*The data*
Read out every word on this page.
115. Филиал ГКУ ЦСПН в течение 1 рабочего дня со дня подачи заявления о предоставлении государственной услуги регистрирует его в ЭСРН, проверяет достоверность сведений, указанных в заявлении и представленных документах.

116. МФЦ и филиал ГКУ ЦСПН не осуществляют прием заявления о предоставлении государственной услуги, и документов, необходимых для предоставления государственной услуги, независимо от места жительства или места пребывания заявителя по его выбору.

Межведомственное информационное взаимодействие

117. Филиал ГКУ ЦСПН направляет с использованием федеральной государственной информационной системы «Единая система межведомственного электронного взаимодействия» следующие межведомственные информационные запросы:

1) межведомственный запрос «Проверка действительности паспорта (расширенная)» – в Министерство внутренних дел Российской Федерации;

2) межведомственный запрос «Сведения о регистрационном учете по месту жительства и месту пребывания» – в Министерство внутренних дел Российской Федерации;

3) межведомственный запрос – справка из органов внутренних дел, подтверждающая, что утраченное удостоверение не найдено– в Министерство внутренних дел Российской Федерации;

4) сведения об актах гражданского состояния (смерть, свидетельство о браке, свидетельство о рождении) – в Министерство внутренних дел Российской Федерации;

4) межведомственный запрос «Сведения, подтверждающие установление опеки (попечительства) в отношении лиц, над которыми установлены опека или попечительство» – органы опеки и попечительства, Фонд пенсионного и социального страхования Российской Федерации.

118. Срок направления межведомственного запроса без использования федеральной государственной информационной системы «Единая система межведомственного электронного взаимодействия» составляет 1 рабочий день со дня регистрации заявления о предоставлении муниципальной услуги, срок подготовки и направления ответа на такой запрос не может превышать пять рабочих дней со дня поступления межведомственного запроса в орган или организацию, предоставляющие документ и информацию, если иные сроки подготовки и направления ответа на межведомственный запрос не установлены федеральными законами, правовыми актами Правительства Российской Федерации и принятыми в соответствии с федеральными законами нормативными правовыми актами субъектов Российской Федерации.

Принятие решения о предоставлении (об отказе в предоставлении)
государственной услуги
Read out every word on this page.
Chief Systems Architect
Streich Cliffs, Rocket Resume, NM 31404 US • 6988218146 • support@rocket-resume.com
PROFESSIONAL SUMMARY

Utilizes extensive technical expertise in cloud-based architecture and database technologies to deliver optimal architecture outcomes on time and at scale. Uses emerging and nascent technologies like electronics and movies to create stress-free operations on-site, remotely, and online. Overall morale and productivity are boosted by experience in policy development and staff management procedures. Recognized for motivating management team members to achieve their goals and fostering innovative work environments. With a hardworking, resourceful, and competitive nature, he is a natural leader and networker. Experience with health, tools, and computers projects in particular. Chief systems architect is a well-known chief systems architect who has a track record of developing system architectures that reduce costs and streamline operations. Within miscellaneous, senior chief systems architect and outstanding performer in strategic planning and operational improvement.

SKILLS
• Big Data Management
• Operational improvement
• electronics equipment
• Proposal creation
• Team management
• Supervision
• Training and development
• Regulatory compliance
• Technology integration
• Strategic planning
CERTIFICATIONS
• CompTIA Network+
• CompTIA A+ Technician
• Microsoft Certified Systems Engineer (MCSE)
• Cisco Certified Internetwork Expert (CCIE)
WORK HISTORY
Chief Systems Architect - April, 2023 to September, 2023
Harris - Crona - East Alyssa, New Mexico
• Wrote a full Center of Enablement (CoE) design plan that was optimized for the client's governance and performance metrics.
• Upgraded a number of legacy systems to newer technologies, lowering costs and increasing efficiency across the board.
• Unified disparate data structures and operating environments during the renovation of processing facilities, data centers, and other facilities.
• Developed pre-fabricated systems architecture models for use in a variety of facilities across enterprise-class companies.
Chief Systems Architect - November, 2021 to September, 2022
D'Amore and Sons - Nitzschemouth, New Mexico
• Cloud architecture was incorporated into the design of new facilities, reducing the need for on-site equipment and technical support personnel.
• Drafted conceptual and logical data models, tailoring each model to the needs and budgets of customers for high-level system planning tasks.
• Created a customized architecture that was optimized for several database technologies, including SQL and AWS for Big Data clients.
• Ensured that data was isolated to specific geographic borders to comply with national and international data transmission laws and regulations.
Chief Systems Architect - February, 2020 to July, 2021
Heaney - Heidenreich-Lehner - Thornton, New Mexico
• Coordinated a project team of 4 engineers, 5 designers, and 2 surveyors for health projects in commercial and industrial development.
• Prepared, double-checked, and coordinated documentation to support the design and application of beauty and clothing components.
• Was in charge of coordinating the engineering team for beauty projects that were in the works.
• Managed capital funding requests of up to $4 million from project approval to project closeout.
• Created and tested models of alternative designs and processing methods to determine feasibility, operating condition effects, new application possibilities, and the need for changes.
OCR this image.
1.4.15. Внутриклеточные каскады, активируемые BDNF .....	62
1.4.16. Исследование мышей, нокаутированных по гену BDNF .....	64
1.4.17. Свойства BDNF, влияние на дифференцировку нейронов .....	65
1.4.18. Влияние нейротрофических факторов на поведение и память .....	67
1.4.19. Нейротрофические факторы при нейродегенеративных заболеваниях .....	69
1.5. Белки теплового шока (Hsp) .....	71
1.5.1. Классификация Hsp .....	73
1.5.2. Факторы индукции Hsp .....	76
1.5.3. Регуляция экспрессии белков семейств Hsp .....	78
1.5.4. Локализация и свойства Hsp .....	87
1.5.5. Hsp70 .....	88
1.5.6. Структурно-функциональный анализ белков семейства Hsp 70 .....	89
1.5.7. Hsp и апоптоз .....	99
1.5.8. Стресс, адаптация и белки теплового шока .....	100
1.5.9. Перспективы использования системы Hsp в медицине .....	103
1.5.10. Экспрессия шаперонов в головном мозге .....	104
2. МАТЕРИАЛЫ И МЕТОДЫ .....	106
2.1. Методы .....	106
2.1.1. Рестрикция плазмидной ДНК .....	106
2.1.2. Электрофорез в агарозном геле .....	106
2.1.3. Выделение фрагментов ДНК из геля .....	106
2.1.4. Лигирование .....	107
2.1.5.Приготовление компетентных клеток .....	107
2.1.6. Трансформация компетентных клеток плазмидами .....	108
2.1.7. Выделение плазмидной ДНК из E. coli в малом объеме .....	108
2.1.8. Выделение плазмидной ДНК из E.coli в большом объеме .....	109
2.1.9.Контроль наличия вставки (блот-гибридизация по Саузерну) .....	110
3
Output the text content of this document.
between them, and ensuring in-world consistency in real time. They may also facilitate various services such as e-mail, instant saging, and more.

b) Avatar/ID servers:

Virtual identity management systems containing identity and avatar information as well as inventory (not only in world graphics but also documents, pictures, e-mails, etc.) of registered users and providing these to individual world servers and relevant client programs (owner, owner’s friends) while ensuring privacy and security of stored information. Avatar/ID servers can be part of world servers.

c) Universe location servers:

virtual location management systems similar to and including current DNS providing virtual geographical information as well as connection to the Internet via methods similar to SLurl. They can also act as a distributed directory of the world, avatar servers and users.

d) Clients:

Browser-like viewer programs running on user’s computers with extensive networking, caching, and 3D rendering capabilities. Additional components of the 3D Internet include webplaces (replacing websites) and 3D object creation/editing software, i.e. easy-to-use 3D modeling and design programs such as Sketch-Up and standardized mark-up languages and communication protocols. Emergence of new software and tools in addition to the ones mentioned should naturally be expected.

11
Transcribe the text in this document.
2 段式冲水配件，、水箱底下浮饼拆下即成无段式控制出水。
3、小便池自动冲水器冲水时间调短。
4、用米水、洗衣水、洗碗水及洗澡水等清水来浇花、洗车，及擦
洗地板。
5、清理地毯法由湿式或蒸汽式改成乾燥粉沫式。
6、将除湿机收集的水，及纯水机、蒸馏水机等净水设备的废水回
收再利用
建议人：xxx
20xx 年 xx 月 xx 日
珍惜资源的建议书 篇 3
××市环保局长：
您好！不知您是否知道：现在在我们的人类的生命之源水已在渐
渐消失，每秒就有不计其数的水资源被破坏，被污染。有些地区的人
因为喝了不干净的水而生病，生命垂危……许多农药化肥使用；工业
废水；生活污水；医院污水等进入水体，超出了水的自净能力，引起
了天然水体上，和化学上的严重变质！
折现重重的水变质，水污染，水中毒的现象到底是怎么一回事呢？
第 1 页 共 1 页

*What you should do*
Identify the lines of the data that contain the word "компетентных". Copy each of them.

*Solution*
2.1.5.Приготовление компетентных клеток .....	107
2.1.6. Трансформация компетентных клеток плазмидами .....	108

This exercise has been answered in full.